§ Work required: List all the lines in these records that hold "duda".

Data items:
Start

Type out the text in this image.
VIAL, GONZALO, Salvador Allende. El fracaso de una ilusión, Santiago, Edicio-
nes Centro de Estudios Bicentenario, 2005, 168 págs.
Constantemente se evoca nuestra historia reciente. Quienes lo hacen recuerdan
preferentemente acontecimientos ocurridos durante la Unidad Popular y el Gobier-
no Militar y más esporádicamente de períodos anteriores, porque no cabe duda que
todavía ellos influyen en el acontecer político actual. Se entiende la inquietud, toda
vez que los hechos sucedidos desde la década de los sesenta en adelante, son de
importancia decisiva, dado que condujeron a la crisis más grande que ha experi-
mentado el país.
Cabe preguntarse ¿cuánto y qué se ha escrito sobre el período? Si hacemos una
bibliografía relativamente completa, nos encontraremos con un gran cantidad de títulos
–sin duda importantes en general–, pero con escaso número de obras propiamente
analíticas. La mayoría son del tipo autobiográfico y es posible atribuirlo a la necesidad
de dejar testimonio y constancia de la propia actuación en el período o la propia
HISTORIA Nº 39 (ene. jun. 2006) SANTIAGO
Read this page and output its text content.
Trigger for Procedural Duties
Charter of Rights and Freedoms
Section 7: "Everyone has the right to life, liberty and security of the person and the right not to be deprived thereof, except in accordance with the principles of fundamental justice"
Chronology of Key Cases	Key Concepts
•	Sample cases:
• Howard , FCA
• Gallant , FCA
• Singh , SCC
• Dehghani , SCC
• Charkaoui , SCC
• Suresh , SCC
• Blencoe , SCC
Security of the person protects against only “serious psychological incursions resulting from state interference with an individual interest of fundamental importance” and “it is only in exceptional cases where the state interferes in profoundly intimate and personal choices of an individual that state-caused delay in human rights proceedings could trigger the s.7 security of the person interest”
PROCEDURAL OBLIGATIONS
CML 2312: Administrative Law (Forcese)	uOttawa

End

§ Completed exercise:
no Militar y más esporádicamente de períodos anteriores, porque no cabe duda que
–sin duda importantes en general–, pero con escaso número de obras propiamente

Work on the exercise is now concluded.